* _What is expected_
Scan the entries below for the word "from". Copy each line that has it.

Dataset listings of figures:
┄┄┄┄┄┄┄┄┄┄

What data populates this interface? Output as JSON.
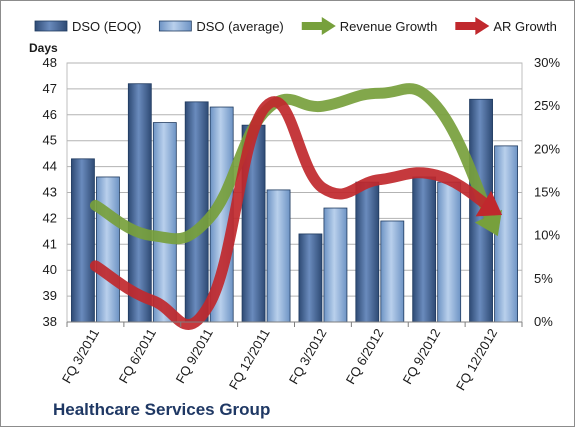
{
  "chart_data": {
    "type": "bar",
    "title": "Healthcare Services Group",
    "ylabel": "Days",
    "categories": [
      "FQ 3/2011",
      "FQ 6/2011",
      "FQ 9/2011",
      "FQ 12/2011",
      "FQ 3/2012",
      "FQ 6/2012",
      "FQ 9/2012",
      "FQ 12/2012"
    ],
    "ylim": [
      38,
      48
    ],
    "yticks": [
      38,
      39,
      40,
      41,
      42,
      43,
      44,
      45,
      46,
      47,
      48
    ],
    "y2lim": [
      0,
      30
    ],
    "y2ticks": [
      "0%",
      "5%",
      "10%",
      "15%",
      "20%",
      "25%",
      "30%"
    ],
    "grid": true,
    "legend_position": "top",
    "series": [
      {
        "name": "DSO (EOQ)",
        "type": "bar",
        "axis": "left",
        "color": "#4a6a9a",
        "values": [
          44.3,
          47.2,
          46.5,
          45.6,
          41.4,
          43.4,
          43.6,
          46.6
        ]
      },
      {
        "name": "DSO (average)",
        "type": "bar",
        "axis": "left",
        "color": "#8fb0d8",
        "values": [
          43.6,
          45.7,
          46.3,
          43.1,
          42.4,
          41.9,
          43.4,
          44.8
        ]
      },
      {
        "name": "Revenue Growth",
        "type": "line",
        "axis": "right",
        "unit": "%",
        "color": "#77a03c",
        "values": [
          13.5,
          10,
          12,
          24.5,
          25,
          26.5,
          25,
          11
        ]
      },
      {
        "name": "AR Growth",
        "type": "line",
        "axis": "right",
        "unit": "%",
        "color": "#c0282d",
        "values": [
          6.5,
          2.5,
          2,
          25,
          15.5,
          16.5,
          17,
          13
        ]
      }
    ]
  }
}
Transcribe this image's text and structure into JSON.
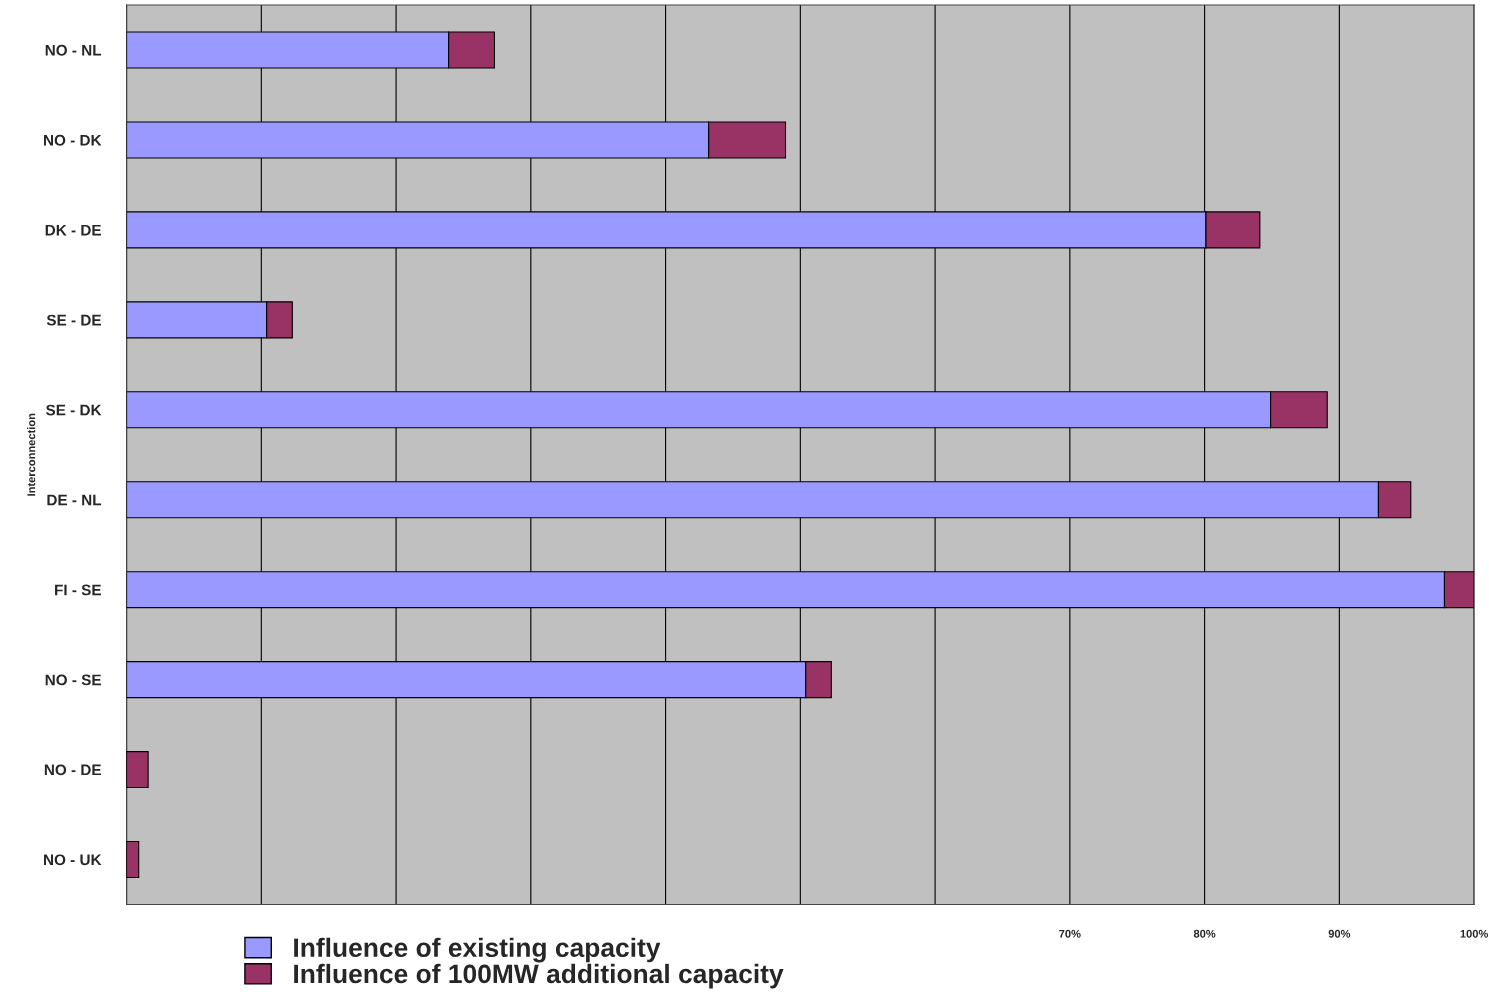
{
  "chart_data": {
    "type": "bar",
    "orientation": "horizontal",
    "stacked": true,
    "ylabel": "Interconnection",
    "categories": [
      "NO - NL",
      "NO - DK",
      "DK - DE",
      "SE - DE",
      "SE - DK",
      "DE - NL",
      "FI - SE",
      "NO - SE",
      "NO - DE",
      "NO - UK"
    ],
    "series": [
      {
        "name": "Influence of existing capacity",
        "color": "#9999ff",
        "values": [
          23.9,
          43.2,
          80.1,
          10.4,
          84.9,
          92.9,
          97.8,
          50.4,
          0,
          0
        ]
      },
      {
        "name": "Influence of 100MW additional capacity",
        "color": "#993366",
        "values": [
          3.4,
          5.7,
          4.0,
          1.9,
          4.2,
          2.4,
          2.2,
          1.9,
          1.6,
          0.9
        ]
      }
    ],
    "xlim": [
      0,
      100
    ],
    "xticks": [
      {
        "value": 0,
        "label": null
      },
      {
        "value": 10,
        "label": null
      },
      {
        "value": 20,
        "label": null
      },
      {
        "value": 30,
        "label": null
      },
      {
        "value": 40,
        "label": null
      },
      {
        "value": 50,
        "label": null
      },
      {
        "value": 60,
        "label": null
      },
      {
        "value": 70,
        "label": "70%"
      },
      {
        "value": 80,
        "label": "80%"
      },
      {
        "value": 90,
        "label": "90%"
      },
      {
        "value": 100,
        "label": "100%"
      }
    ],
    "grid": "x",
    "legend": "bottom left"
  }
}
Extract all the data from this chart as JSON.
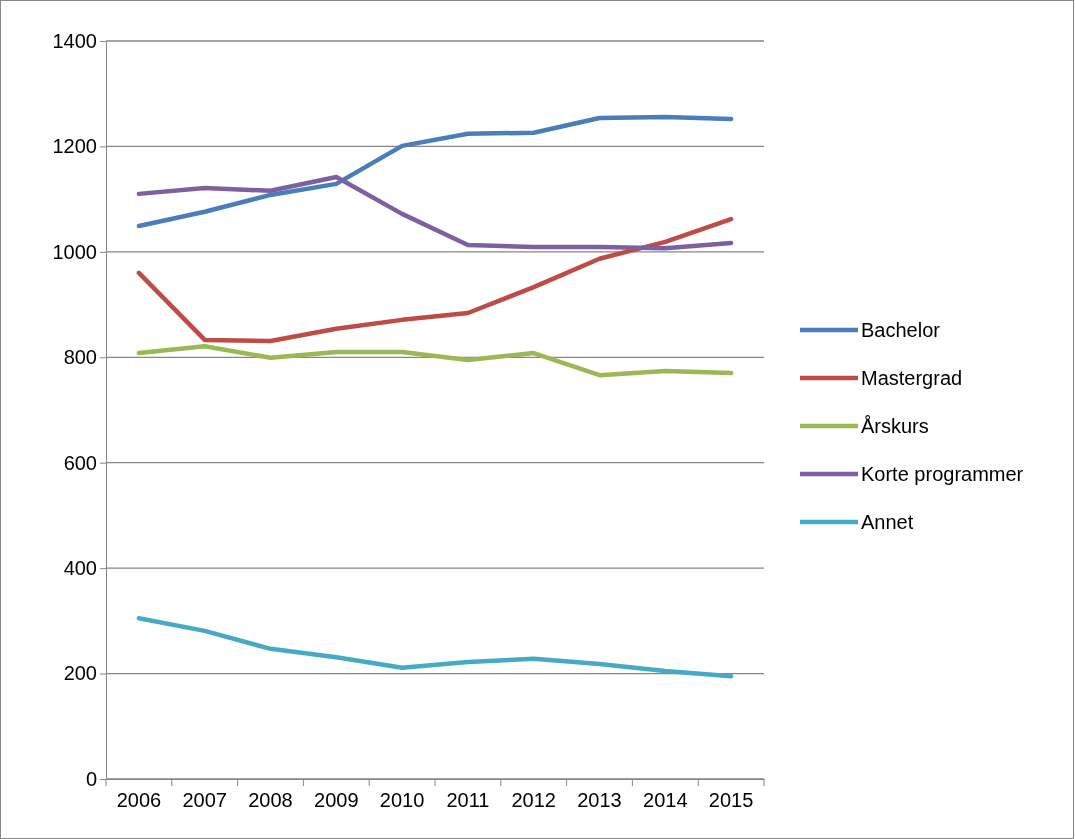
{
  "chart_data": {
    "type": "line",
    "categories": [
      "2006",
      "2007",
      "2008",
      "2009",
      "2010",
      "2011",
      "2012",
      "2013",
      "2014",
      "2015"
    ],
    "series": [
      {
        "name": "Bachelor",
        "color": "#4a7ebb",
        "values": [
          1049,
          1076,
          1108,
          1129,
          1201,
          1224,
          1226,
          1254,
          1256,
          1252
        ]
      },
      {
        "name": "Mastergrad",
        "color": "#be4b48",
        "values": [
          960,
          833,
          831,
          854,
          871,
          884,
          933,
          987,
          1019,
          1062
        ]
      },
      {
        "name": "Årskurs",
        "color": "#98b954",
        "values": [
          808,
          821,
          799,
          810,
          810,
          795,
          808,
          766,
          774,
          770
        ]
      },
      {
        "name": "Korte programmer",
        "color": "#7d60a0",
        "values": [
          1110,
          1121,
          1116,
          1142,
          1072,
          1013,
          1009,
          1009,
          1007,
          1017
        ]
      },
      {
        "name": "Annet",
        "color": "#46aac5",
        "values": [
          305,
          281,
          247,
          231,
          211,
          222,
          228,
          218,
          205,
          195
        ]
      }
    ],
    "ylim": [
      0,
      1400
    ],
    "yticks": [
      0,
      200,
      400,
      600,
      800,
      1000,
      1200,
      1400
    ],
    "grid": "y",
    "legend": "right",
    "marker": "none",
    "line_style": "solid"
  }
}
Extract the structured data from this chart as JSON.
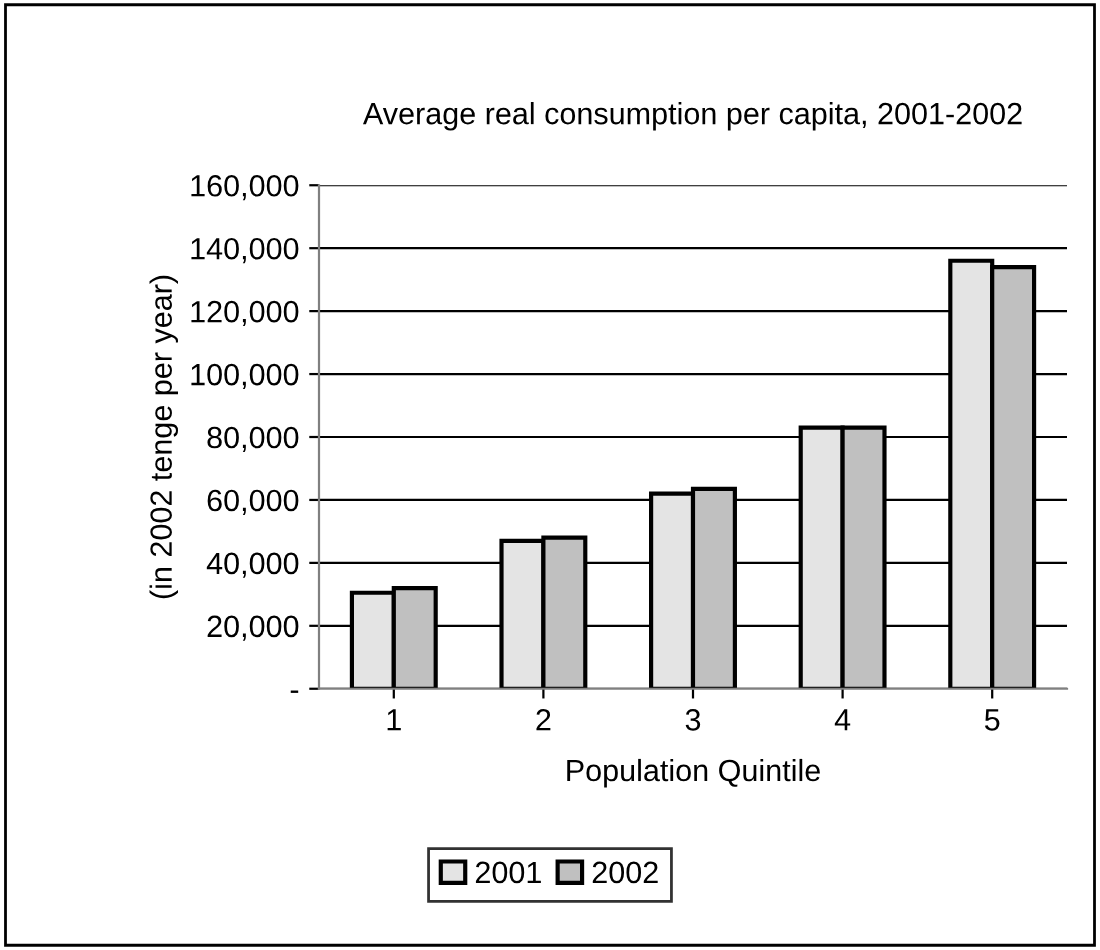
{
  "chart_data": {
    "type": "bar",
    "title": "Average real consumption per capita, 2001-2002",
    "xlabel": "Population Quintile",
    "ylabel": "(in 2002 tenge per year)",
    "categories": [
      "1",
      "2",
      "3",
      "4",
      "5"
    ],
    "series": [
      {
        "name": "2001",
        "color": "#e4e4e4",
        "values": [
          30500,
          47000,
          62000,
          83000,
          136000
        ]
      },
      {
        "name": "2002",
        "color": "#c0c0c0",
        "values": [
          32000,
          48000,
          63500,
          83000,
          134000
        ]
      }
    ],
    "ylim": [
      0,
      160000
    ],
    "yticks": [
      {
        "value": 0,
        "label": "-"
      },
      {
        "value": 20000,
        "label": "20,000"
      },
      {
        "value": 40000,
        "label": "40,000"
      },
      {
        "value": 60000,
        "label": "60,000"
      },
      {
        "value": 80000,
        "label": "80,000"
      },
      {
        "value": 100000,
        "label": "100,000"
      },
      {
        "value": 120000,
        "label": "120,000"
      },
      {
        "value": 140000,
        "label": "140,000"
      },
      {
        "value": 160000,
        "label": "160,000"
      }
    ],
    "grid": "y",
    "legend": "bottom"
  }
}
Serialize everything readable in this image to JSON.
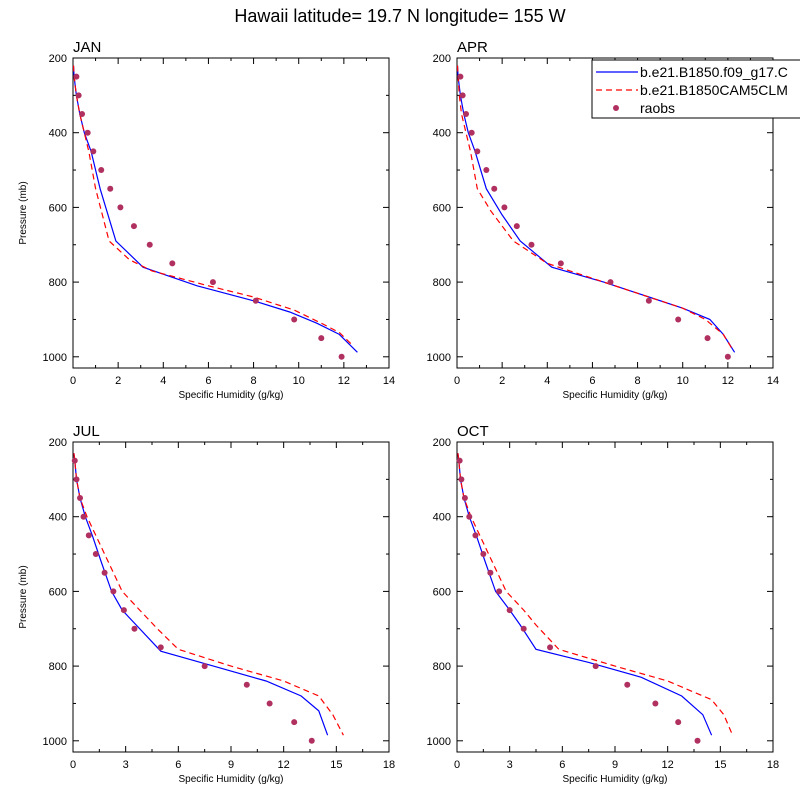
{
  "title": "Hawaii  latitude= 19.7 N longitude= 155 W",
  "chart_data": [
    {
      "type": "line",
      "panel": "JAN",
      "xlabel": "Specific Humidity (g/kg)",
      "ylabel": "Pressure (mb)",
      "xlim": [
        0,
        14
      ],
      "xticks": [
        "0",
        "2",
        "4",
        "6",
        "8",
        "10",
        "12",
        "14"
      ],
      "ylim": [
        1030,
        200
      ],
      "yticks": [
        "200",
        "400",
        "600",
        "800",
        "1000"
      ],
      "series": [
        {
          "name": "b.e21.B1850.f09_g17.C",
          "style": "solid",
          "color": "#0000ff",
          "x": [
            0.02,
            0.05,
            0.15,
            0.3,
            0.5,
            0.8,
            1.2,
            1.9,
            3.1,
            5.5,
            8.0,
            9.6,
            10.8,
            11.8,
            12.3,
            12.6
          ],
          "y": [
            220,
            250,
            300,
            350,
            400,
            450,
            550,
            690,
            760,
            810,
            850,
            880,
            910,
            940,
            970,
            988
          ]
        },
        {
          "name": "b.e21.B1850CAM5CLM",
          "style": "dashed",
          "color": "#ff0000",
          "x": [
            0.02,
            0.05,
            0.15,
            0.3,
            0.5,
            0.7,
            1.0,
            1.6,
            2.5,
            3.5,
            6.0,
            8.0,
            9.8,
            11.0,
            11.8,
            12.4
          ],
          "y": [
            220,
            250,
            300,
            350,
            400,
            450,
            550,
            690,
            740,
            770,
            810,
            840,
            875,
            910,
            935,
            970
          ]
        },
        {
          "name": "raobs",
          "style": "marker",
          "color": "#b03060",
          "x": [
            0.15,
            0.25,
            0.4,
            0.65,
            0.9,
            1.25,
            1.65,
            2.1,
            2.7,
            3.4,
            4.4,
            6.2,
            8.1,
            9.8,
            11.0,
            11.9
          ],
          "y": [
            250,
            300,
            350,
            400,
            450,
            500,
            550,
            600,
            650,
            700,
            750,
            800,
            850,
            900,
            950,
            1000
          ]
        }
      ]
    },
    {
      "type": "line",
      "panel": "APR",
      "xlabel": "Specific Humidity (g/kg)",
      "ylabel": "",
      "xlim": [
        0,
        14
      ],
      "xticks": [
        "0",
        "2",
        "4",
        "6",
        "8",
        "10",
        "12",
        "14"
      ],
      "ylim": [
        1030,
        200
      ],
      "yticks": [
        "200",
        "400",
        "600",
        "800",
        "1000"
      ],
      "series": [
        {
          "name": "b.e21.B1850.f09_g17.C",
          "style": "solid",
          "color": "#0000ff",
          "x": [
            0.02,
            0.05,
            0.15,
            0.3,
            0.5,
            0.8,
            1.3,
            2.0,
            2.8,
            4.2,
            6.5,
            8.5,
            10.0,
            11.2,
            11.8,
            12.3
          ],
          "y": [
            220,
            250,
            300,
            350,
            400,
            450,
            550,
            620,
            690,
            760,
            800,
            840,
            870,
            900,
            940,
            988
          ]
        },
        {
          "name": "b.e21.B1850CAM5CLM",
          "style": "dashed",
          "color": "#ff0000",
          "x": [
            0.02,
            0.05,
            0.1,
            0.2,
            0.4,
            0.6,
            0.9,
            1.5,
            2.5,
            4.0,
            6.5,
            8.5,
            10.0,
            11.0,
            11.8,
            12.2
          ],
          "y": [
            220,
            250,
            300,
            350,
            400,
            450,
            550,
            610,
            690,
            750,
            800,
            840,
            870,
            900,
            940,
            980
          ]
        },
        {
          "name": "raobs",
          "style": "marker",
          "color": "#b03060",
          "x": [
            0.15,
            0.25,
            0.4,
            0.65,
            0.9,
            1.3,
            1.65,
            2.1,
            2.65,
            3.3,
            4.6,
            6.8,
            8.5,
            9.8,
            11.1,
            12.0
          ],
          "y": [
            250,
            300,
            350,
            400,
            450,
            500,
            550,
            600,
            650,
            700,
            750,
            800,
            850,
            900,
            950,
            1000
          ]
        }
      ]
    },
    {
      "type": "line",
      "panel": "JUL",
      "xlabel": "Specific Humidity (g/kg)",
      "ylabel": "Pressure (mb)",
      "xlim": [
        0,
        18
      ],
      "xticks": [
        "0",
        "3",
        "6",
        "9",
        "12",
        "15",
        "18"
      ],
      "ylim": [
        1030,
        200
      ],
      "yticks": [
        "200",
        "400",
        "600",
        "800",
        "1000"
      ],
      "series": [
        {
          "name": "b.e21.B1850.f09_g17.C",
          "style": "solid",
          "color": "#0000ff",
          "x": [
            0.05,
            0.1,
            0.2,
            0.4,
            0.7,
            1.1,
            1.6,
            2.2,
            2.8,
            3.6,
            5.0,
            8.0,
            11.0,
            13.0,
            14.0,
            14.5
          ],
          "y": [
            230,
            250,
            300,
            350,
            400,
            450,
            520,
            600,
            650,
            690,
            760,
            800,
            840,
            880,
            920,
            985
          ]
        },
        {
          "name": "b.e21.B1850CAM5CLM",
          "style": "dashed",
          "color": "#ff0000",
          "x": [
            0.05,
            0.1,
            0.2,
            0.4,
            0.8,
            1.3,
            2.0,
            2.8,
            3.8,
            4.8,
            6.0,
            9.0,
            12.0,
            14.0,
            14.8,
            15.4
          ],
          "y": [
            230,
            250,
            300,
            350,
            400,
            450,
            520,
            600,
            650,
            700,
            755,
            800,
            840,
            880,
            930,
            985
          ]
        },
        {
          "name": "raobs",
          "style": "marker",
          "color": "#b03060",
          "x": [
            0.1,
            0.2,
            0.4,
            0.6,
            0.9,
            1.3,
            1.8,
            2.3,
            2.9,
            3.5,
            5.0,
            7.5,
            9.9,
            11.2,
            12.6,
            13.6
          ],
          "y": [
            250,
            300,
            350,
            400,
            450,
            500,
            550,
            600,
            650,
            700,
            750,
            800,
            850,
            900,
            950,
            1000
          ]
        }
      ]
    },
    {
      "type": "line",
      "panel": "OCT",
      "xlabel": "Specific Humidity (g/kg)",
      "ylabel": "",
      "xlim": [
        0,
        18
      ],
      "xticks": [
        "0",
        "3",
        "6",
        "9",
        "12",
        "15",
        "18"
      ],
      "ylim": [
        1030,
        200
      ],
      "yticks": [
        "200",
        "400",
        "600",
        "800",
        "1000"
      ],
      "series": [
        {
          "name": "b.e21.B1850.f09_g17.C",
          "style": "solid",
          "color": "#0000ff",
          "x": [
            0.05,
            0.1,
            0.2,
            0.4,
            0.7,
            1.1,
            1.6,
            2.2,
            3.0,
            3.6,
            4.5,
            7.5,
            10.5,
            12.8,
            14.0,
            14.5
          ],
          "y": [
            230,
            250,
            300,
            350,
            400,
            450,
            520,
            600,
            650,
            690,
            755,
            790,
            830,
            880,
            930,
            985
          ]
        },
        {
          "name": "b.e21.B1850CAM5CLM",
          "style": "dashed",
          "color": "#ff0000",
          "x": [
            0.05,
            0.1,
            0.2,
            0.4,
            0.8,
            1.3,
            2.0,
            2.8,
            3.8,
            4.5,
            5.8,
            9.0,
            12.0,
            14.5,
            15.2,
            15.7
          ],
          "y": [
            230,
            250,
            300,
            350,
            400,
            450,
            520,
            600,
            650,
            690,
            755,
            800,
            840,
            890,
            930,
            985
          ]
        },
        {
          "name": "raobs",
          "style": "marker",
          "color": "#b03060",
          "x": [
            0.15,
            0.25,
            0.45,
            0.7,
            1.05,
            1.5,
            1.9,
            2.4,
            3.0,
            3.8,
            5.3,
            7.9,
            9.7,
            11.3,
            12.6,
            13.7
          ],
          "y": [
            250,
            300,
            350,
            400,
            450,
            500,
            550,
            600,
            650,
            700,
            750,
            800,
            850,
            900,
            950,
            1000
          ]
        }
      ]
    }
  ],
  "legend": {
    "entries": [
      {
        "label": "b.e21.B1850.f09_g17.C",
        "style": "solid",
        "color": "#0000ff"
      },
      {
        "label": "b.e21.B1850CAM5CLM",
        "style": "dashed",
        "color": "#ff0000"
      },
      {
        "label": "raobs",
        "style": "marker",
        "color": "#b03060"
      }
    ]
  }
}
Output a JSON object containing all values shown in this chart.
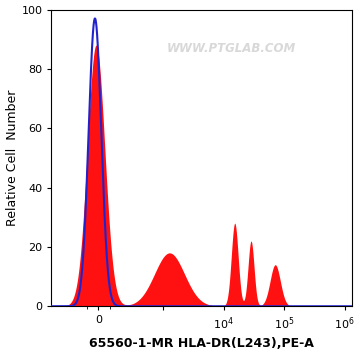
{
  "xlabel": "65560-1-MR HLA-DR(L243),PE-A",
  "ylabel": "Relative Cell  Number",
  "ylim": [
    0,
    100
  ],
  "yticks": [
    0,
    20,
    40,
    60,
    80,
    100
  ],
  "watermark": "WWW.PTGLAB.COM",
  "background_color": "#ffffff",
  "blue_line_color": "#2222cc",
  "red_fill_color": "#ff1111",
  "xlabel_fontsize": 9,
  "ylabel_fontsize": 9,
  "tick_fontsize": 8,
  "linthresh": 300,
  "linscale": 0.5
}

┄┄┄┄┄┄┄┄┄┄

* _Task solution_
Extract all the data from this chart as JSON.
Extract the structured data from this chart as JSON.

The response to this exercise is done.